------ Data supplied ------

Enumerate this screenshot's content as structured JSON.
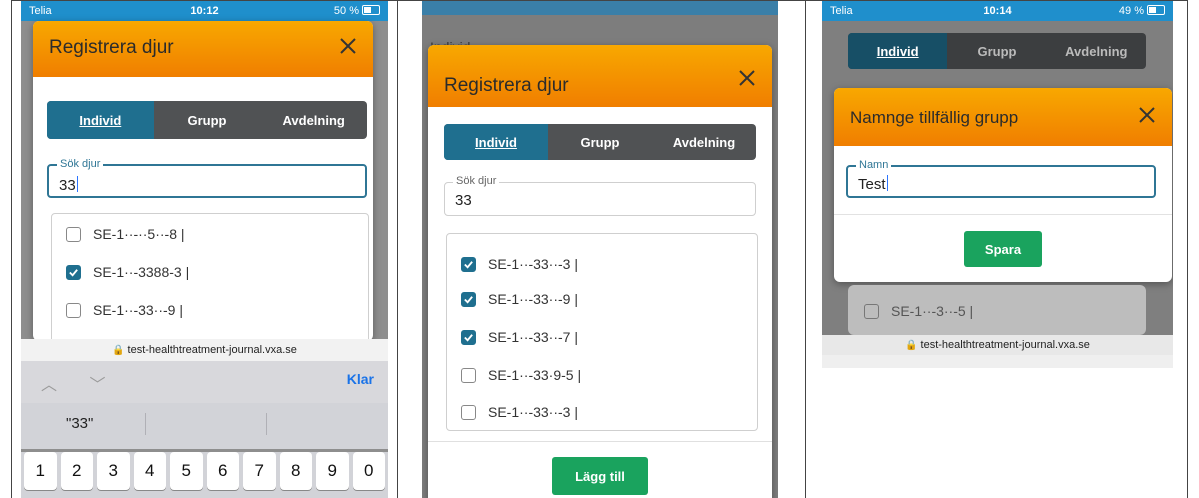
{
  "shot1": {
    "status": {
      "carrier": "Telia",
      "time": "10:12",
      "battery": "50 %"
    },
    "modal_title": "Registrera djur",
    "tabs": [
      "Individ",
      "Grupp",
      "Avdelning"
    ],
    "search": {
      "label": "Sök djur",
      "value": "33"
    },
    "items": [
      {
        "id": "SE-1··-··5··-8 |",
        "checked": false
      },
      {
        "id": "SE-1··-3388-3 |",
        "checked": true
      },
      {
        "id": "SE-1··-33··-9 |",
        "checked": false
      }
    ],
    "url": "test-healthtreatment-journal.vxa.se",
    "keyboard": {
      "arrows": "︿ ﹀",
      "done": "Klar",
      "suggestion": "\"33\"",
      "keys": [
        "1",
        "2",
        "3",
        "4",
        "5",
        "6",
        "7",
        "8",
        "9",
        "0"
      ]
    }
  },
  "shot2": {
    "modal_title": "Registrera djur",
    "bg_text": "Individ",
    "tabs": [
      "Individ",
      "Grupp",
      "Avdelning"
    ],
    "search": {
      "label": "Sök djur",
      "value": "33"
    },
    "items": [
      {
        "id": "SE-1··-33··-3 |",
        "checked": true
      },
      {
        "id": "SE-1··-33··-9 |",
        "checked": true
      },
      {
        "id": "SE-1··-33··-7 |",
        "checked": true
      },
      {
        "id": "SE-1··-33·9-5 |",
        "checked": false
      },
      {
        "id": "SE-1··-33··-3 |",
        "checked": false
      }
    ],
    "add_button": "Lägg till"
  },
  "shot3": {
    "status": {
      "carrier": "Telia",
      "time": "10:14",
      "battery": "49 %"
    },
    "tabs": [
      "Individ",
      "Grupp",
      "Avdelning"
    ],
    "modal_title": "Namnge tillfällig grupp",
    "name_field": {
      "label": "Namn",
      "value": "Test"
    },
    "save_button": "Spara",
    "bg_item": "SE-1··-3··-5 |",
    "url": "test-healthtreatment-journal.vxa.se"
  },
  "colors": {
    "header_orange": "#f59a00",
    "tab_active": "#1f6f8f",
    "tab_bg": "#505254",
    "button_green": "#1aa35e"
  }
}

------

### Work required
Repeat the material above verbatim. Leave the pictures behind.

### Exercise response
Enumerate this screenshot's content as structured JSON.
{
  "shot1": {
    "status": {
      "carrier": "Telia",
      "time": "10:12",
      "battery": "50 %"
    },
    "modal_title": "Registrera djur",
    "tabs": [
      "Individ",
      "Grupp",
      "Avdelning"
    ],
    "search": {
      "label": "Sök djur",
      "value": "33"
    },
    "items": [
      {
        "id": "SE-1··-··5··-8 |",
        "checked": false
      },
      {
        "id": "SE-1··-3388-3 |",
        "checked": true
      },
      {
        "id": "SE-1··-33··-9 |",
        "checked": false
      }
    ],
    "url": "test-healthtreatment-journal.vxa.se",
    "keyboard": {
      "arrows": "︿ ﹀",
      "done": "Klar",
      "suggestion": "\"33\"",
      "keys": [
        "1",
        "2",
        "3",
        "4",
        "5",
        "6",
        "7",
        "8",
        "9",
        "0"
      ]
    }
  },
  "shot2": {
    "modal_title": "Registrera djur",
    "bg_text": "Individ",
    "tabs": [
      "Individ",
      "Grupp",
      "Avdelning"
    ],
    "search": {
      "label": "Sök djur",
      "value": "33"
    },
    "items": [
      {
        "id": "SE-1··-33··-3 |",
        "checked": true
      },
      {
        "id": "SE-1··-33··-9 |",
        "checked": true
      },
      {
        "id": "SE-1··-33··-7 |",
        "checked": true
      },
      {
        "id": "SE-1··-33·9-5 |",
        "checked": false
      },
      {
        "id": "SE-1··-33··-3 |",
        "checked": false
      }
    ],
    "add_button": "Lägg till"
  },
  "shot3": {
    "status": {
      "carrier": "Telia",
      "time": "10:14",
      "battery": "49 %"
    },
    "tabs": [
      "Individ",
      "Grupp",
      "Avdelning"
    ],
    "modal_title": "Namnge tillfällig grupp",
    "name_field": {
      "label": "Namn",
      "value": "Test"
    },
    "save_button": "Spara",
    "bg_item": "SE-1··-3··-5 |",
    "url": "test-healthtreatment-journal.vxa.se"
  },
  "colors": {
    "header_orange": "#f59a00",
    "tab_active": "#1f6f8f",
    "tab_bg": "#505254",
    "button_green": "#1aa35e"
  }
}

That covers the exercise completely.